[Begin DOCUMENT SECTION]

More importantly, a linear scatter of 19 pyre sites (Group 316), forming a cohesive group on grounds of spatial distribution, shape and content, extends northwards from the burial. The southernmost pyre site is positioned over the grave, which is judged to provide a point of origin for the northward spread of the subsequent pyre sites. The pyre sites date from the late 1st century BC to early 1st century AD and their remains are closely paralleled in many ways by those identified on the Westhampnett Bypass (Fitzpatrick 1997a). The extant cuts are likely to represent what is in effect a ventilation flue beneath each pyre site. The issues of structure, function and location are considered in detail elsewhere (Vol. 1, Chapter 7).
All but one of the identified pyre sites are spread out in an essentially linear arrangement over a distance of 70-90m, on a broadly NNW-SSE alignment (Figure 52). The line of Period 2A ditch 25102 clearly influences this distribution; most of the pyre sites lie close to the ditch, but three (2196, 2254, 2609) clip the infilled ditch edges and one (2181) is cut directly into its top. Although apparently out of use, this former boundary remains in some way a visible feature in the upper terrace landscape, perhaps marked by an up-cast bank. A further five pyre sites (2189, 2254, 2443, 2455, 2672) are also aligned parallel to the ditch. Most of the remainder, however, are on a more north-south alignment and it is possible that, irrespective of their individual alignments, the pyre site group is instead aligned on ES12 ditch 25199 (Group 314), which lies 25m+ to the west. The spacing of the pyre sites, particularly in the south of the group, is fairly regular and those between 2189 and 2422 almost precisely 5m centre to centre, demonstrating that they are carefully and deliberately positioned with reference to one another.

[End DOCUMENT SECTION]

■ **EXERCISE DETAILS**: According to the text on the pyre sites, how far apart, center to center, are the pyre sites between 2189 and 2422?

[Begin LISTED RECORDS]

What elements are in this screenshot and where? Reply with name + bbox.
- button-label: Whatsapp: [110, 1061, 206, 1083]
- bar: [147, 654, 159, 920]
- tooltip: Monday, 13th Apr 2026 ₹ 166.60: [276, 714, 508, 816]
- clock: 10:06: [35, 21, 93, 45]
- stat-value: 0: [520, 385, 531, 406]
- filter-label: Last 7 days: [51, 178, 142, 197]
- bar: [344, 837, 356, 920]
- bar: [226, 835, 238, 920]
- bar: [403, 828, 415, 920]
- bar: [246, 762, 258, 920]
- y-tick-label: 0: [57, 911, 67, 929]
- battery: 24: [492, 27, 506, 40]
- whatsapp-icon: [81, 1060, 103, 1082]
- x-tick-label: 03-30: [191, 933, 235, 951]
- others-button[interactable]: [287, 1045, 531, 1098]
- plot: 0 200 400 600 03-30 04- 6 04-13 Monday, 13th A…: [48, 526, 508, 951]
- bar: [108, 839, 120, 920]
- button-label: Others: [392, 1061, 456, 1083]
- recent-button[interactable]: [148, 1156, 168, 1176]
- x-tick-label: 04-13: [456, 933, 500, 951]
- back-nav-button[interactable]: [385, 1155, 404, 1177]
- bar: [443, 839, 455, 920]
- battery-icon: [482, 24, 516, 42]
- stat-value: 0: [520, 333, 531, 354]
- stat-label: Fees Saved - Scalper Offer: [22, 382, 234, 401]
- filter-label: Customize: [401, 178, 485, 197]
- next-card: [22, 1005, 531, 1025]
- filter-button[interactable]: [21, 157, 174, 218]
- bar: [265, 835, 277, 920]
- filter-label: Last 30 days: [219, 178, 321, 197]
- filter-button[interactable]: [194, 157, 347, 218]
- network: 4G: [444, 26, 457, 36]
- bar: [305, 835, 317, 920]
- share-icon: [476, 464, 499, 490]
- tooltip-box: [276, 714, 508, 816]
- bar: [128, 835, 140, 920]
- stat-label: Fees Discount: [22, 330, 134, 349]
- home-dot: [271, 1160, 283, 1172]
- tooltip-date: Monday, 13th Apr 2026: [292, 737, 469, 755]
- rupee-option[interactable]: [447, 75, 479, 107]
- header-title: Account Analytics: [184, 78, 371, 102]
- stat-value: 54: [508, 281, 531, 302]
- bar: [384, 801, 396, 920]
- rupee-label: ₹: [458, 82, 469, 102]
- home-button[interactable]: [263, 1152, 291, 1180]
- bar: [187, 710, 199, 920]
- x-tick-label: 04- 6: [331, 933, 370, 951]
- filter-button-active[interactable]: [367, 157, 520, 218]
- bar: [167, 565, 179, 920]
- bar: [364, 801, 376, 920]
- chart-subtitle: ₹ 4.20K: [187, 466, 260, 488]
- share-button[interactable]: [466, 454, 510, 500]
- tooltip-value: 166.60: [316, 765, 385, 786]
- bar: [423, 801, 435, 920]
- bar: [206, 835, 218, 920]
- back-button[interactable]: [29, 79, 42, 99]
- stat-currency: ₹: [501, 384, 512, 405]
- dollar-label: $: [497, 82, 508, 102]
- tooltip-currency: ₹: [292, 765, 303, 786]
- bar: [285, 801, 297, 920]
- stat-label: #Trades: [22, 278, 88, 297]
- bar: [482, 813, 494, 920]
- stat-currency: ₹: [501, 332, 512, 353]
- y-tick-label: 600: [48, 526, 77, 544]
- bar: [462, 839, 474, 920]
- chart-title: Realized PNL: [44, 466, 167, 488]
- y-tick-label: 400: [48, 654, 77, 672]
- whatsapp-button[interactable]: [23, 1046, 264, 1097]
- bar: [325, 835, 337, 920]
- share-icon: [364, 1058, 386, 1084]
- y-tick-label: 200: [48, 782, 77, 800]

[End LISTED RECORDS]

■ **SOLUTION TO THE EXERCISE**: Almost precisely 5m.